■ RECORDS PROVIDED
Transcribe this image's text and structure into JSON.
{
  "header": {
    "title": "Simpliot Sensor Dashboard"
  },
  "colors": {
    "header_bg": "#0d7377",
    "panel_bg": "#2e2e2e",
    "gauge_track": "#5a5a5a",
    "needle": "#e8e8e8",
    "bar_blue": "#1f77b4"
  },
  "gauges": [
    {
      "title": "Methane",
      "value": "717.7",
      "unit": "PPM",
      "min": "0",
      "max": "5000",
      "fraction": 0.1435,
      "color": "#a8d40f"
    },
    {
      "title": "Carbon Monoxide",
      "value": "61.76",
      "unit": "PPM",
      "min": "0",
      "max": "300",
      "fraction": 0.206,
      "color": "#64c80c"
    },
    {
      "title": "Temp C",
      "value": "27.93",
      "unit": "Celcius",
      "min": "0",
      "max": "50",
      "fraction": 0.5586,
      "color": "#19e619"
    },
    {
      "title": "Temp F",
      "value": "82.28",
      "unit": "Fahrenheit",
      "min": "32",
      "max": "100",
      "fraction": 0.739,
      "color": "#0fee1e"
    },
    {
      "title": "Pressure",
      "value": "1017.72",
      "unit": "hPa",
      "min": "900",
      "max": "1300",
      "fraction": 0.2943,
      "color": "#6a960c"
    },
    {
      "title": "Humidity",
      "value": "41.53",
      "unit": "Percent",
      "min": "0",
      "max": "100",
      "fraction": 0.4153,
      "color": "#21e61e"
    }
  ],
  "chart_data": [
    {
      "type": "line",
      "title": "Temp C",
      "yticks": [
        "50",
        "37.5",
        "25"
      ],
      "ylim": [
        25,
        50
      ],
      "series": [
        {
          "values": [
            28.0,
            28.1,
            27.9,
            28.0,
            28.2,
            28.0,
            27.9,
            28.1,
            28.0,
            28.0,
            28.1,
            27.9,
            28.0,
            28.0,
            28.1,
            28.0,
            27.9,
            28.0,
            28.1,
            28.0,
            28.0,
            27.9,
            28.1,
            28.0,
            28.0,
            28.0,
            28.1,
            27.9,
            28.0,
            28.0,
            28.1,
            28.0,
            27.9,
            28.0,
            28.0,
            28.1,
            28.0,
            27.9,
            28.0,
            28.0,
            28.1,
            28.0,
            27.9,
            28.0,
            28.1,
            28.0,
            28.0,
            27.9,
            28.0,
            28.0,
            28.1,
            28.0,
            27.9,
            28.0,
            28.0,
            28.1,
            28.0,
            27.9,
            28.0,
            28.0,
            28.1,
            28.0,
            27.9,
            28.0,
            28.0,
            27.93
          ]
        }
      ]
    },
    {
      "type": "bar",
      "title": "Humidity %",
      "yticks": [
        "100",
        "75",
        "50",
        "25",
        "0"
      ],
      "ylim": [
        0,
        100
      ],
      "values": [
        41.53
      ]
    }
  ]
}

■ STATED PROBLEM
Type the whole listing again, unaltered.

■ SOLUTION FOR THIS PROBLEM
Transcribe this image's text and structure into JSON.
{
  "header": {
    "title": "Simpliot Sensor Dashboard"
  },
  "colors": {
    "header_bg": "#0d7377",
    "panel_bg": "#2e2e2e",
    "gauge_track": "#5a5a5a",
    "needle": "#e8e8e8",
    "bar_blue": "#1f77b4"
  },
  "gauges": [
    {
      "title": "Methane",
      "value": "717.7",
      "unit": "PPM",
      "min": "0",
      "max": "5000",
      "fraction": 0.1435,
      "color": "#a8d40f"
    },
    {
      "title": "Carbon Monoxide",
      "value": "61.76",
      "unit": "PPM",
      "min": "0",
      "max": "300",
      "fraction": 0.206,
      "color": "#64c80c"
    },
    {
      "title": "Temp C",
      "value": "27.93",
      "unit": "Celcius",
      "min": "0",
      "max": "50",
      "fraction": 0.5586,
      "color": "#19e619"
    },
    {
      "title": "Temp F",
      "value": "82.28",
      "unit": "Fahrenheit",
      "min": "32",
      "max": "100",
      "fraction": 0.739,
      "color": "#0fee1e"
    },
    {
      "title": "Pressure",
      "value": "1017.72",
      "unit": "hPa",
      "min": "900",
      "max": "1300",
      "fraction": 0.2943,
      "color": "#6a960c"
    },
    {
      "title": "Humidity",
      "value": "41.53",
      "unit": "Percent",
      "min": "0",
      "max": "100",
      "fraction": 0.4153,
      "color": "#21e61e"
    }
  ],
  "chart_data": [
    {
      "type": "line",
      "title": "Temp C",
      "yticks": [
        "50",
        "37.5",
        "25"
      ],
      "ylim": [
        25,
        50
      ],
      "series": [
        {
          "values": [
            28.0,
            28.1,
            27.9,
            28.0,
            28.2,
            28.0,
            27.9,
            28.1,
            28.0,
            28.0,
            28.1,
            27.9,
            28.0,
            28.0,
            28.1,
            28.0,
            27.9,
            28.0,
            28.1,
            28.0,
            28.0,
            27.9,
            28.1,
            28.0,
            28.0,
            28.0,
            28.1,
            27.9,
            28.0,
            28.0,
            28.1,
            28.0,
            27.9,
            28.0,
            28.0,
            28.1,
            28.0,
            27.9,
            28.0,
            28.0,
            28.1,
            28.0,
            27.9,
            28.0,
            28.1,
            28.0,
            28.0,
            27.9,
            28.0,
            28.0,
            28.1,
            28.0,
            27.9,
            28.0,
            28.0,
            28.1,
            28.0,
            27.9,
            28.0,
            28.0,
            28.1,
            28.0,
            27.9,
            28.0,
            28.0,
            27.93
          ]
        }
      ]
    },
    {
      "type": "bar",
      "title": "Humidity %",
      "yticks": [
        "100",
        "75",
        "50",
        "25",
        "0"
      ],
      "ylim": [
        0,
        100
      ],
      "values": [
        41.53
      ]
    }
  ]
}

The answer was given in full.